▶ **PROBLEM**
Every line from the one with "Give me the" through the end of the entries below should be written out exactly; the pictures should not.

┌─ RECORDS SUPPLIED

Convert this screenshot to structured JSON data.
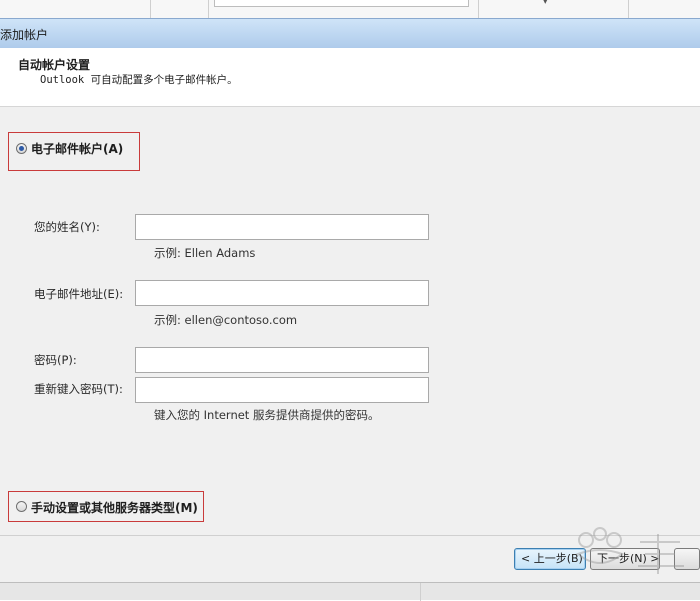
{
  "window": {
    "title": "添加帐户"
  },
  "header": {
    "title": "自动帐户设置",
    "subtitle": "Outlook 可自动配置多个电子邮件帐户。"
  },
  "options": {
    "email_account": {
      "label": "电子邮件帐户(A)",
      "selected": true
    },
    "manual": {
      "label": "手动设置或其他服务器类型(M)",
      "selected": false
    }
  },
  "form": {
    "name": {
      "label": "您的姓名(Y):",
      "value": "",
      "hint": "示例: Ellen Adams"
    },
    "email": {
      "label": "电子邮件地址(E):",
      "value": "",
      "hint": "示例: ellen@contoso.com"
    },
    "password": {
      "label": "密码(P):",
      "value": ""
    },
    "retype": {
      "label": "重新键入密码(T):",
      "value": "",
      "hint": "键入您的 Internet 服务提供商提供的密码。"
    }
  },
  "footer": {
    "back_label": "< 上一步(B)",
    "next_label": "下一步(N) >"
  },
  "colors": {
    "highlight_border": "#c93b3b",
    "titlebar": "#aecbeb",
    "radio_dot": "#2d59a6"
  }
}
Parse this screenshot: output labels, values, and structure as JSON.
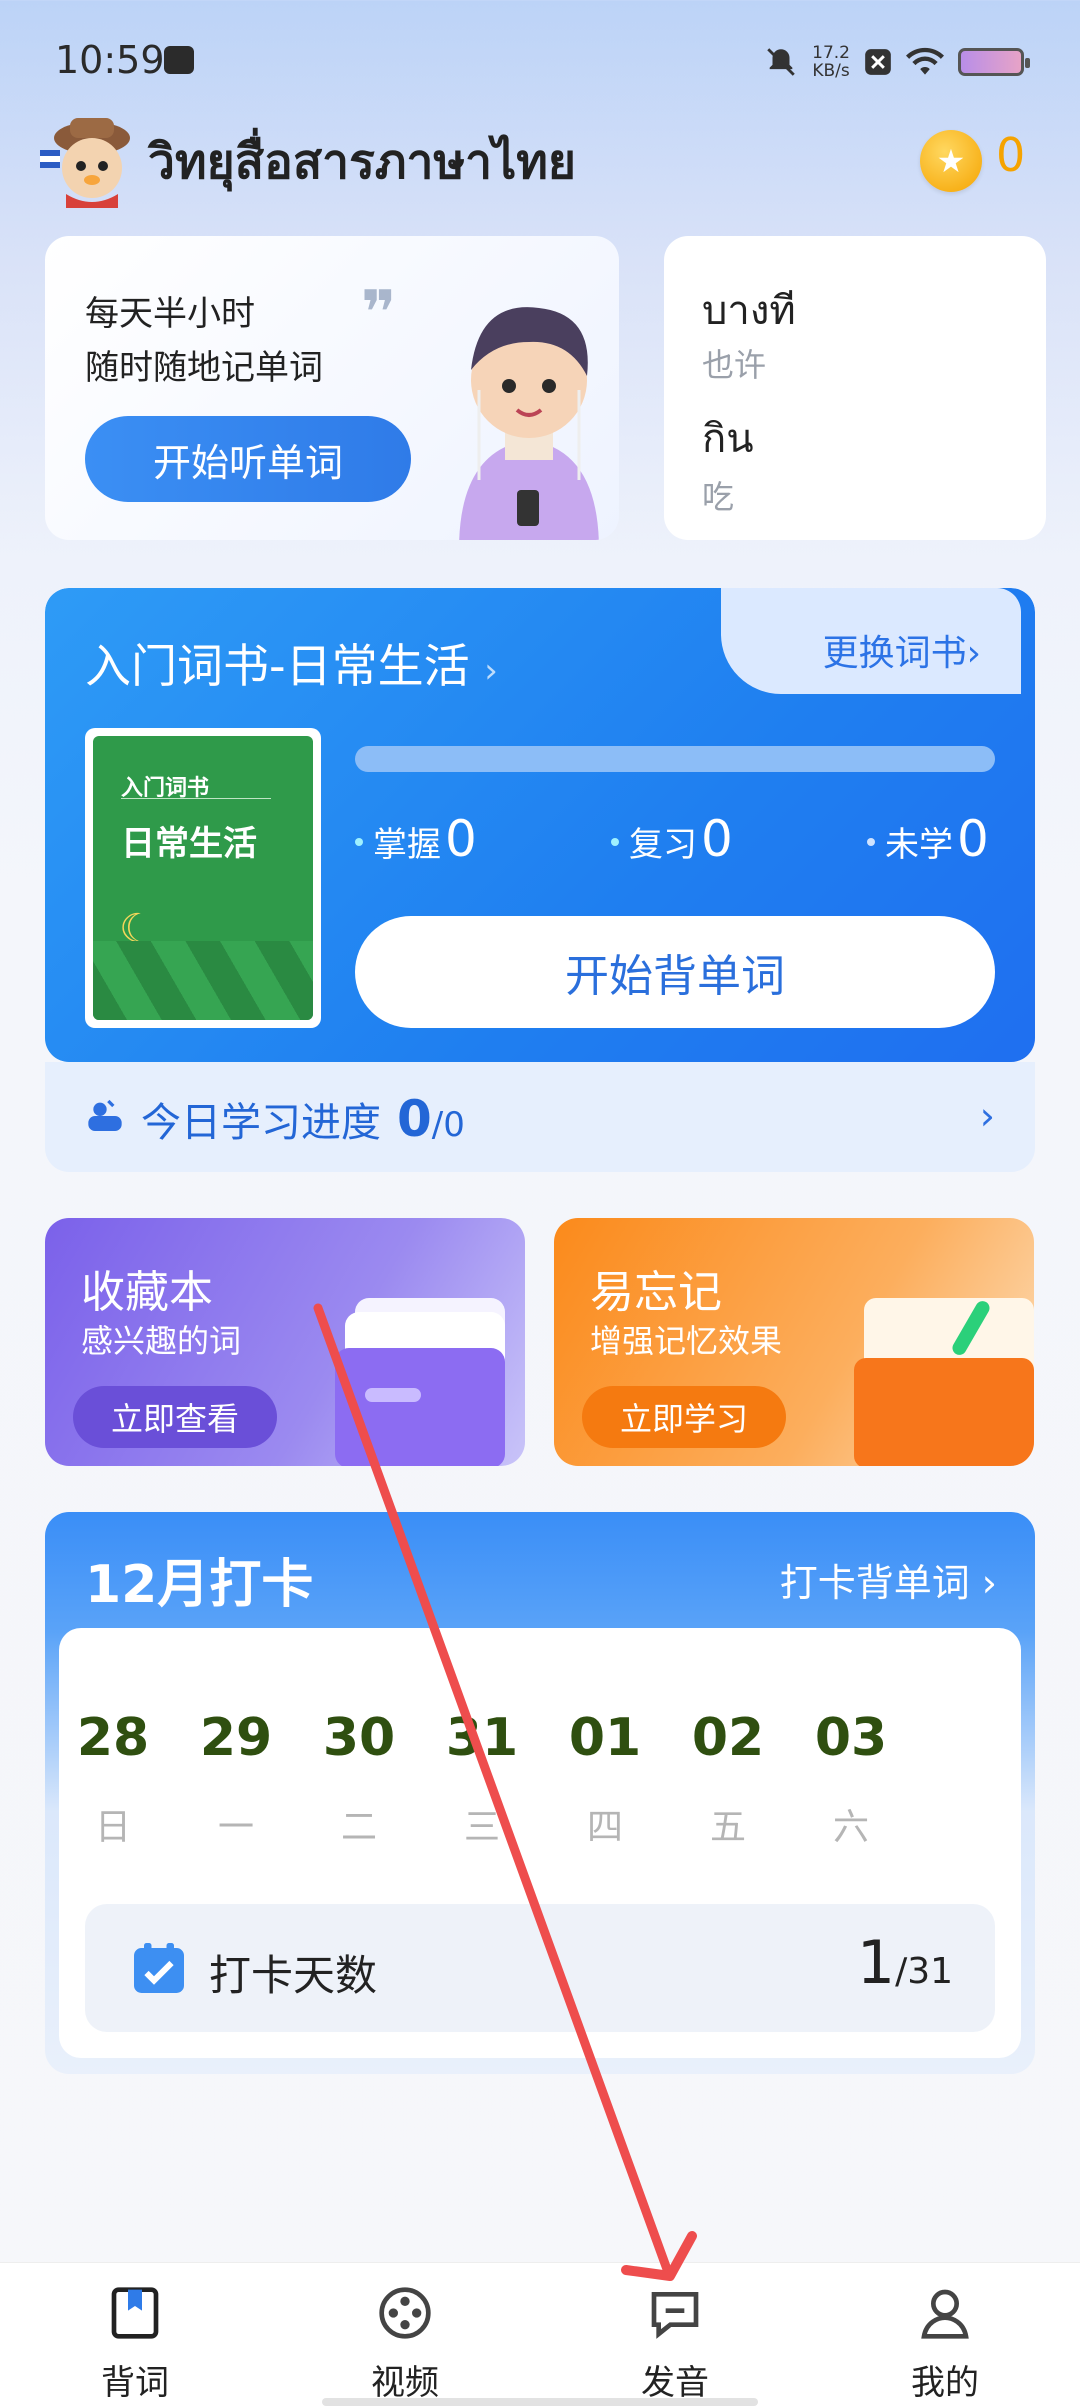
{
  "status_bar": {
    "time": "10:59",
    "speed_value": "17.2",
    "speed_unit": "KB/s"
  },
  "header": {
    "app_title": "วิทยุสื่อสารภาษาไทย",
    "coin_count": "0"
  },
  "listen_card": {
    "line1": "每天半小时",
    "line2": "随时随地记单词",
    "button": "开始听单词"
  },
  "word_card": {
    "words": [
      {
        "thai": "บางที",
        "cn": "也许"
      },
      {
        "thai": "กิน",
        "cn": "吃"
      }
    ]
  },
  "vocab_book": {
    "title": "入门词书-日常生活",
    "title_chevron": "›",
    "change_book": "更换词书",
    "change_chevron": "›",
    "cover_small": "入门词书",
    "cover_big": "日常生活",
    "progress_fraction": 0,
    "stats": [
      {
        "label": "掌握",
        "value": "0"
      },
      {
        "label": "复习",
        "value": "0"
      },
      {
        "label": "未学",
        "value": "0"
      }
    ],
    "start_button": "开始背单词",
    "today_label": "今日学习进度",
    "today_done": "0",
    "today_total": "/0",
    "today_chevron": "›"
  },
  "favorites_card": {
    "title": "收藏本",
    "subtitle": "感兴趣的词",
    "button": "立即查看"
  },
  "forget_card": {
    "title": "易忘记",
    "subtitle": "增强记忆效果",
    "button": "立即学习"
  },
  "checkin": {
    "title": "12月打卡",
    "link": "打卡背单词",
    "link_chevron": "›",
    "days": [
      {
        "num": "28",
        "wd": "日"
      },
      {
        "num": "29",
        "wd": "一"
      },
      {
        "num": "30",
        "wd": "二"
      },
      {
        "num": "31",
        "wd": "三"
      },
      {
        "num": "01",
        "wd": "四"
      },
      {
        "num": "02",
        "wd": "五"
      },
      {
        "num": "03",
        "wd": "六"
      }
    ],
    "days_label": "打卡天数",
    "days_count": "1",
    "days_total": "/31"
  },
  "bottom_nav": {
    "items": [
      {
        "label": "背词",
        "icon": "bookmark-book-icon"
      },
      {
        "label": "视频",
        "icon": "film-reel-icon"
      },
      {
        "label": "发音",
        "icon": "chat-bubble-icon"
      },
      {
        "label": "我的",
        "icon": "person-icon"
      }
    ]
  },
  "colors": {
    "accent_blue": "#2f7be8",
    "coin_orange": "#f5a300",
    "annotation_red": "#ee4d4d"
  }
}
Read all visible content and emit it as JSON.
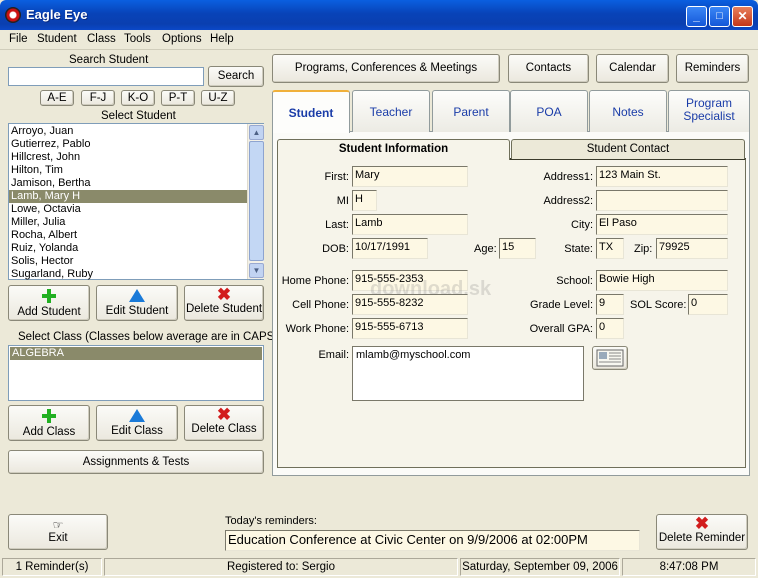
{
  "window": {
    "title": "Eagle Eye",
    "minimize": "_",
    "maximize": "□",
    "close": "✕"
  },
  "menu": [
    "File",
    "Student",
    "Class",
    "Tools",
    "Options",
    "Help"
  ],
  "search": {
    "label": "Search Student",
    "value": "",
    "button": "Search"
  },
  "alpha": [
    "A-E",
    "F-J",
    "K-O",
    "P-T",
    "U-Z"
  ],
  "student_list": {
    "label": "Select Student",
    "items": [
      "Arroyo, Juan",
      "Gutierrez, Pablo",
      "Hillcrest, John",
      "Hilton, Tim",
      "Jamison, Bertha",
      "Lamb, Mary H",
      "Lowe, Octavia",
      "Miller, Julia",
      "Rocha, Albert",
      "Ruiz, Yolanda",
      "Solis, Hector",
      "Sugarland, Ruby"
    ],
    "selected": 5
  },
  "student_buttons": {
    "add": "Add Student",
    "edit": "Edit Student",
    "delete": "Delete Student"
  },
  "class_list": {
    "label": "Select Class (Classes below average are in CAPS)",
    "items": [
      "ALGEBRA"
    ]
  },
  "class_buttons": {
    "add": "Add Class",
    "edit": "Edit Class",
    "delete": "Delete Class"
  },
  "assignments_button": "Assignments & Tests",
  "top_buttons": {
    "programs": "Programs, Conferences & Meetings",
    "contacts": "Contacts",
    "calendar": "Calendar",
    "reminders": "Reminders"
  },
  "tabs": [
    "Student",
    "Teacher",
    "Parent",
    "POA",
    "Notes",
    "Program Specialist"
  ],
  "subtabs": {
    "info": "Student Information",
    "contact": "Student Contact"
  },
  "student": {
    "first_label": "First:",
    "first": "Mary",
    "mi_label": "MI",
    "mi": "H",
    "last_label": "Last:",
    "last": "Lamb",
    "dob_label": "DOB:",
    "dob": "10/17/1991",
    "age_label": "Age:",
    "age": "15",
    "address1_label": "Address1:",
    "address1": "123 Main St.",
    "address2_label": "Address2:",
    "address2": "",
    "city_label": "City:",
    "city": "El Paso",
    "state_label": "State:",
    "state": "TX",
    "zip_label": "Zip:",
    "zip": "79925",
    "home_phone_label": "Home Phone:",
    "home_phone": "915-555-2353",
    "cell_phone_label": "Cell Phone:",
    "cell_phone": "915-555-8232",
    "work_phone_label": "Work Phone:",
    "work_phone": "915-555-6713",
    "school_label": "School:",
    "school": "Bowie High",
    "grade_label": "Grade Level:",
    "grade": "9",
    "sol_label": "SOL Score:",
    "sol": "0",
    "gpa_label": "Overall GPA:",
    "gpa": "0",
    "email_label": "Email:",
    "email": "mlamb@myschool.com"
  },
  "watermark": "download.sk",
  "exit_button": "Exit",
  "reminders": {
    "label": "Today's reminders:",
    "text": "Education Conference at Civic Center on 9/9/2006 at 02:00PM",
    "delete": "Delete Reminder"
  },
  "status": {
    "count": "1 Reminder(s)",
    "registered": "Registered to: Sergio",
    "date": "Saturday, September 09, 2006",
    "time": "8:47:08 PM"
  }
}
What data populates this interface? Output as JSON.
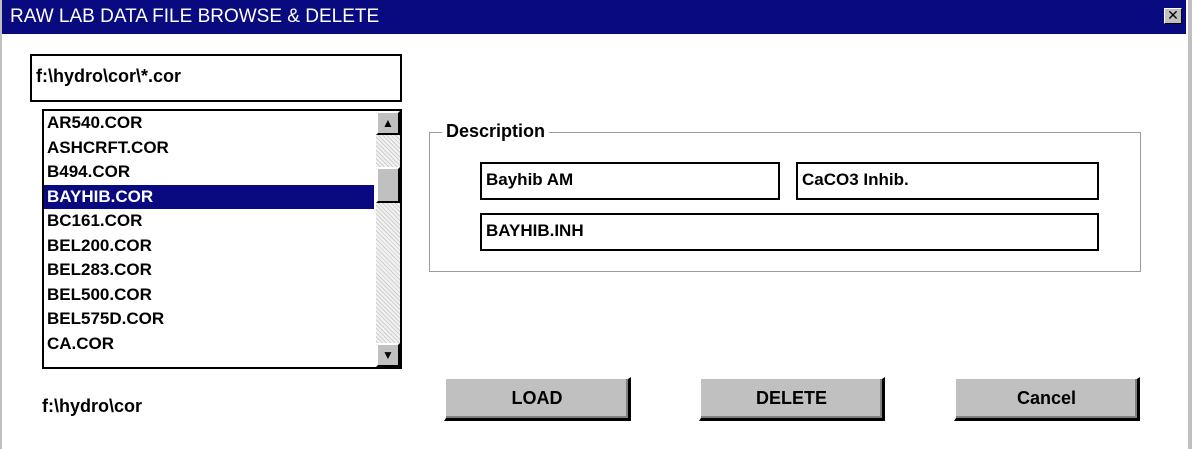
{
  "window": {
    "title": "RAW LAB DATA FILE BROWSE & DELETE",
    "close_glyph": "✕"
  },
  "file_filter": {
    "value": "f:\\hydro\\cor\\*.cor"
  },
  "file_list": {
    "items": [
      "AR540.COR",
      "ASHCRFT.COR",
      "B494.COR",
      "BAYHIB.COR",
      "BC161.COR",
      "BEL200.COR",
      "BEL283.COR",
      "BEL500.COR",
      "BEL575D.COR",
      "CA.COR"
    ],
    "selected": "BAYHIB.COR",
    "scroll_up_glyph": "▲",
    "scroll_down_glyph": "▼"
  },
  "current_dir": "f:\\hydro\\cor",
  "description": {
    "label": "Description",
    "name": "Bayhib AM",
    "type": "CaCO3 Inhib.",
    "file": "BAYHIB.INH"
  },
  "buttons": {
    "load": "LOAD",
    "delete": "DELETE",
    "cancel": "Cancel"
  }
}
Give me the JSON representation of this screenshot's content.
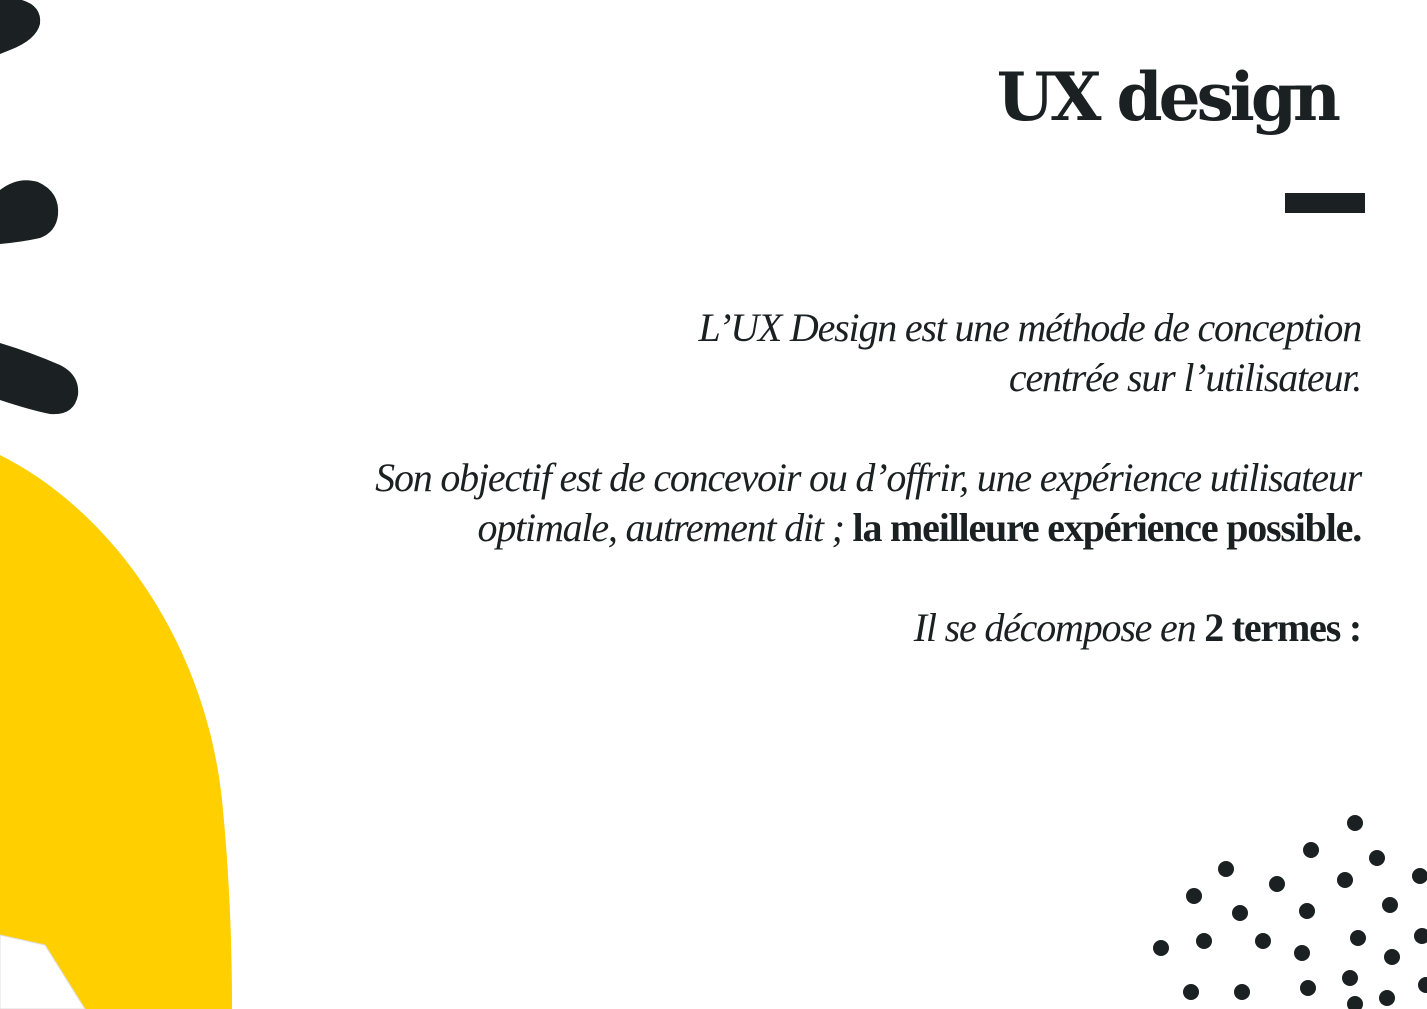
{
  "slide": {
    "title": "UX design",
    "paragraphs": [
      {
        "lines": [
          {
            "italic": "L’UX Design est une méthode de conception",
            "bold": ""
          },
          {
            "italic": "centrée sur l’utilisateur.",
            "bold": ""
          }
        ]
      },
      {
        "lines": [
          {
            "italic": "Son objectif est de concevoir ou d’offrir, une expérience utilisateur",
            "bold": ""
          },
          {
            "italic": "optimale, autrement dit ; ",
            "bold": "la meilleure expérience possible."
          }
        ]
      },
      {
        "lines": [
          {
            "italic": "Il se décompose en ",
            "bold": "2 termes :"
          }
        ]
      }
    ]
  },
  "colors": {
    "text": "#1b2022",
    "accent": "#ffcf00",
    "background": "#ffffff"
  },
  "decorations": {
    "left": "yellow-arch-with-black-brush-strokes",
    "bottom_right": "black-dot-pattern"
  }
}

└─

▶ **WRITTEN SOLUTION**
Give me the JSON representation of this screenshot's content.
{
  "slide": {
    "title": "UX design",
    "paragraphs": [
      {
        "lines": [
          {
            "italic": "L’UX Design est une méthode de conception",
            "bold": ""
          },
          {
            "italic": "centrée sur l’utilisateur.",
            "bold": ""
          }
        ]
      },
      {
        "lines": [
          {
            "italic": "Son objectif est de concevoir ou d’offrir, une expérience utilisateur",
            "bold": ""
          },
          {
            "italic": "optimale, autrement dit ; ",
            "bold": "la meilleure expérience possible."
          }
        ]
      },
      {
        "lines": [
          {
            "italic": "Il se décompose en ",
            "bold": "2 termes :"
          }
        ]
      }
    ]
  },
  "colors": {
    "text": "#1b2022",
    "accent": "#ffcf00",
    "background": "#ffffff"
  },
  "decorations": {
    "left": "yellow-arch-with-black-brush-strokes",
    "bottom_right": "black-dot-pattern"
  }
}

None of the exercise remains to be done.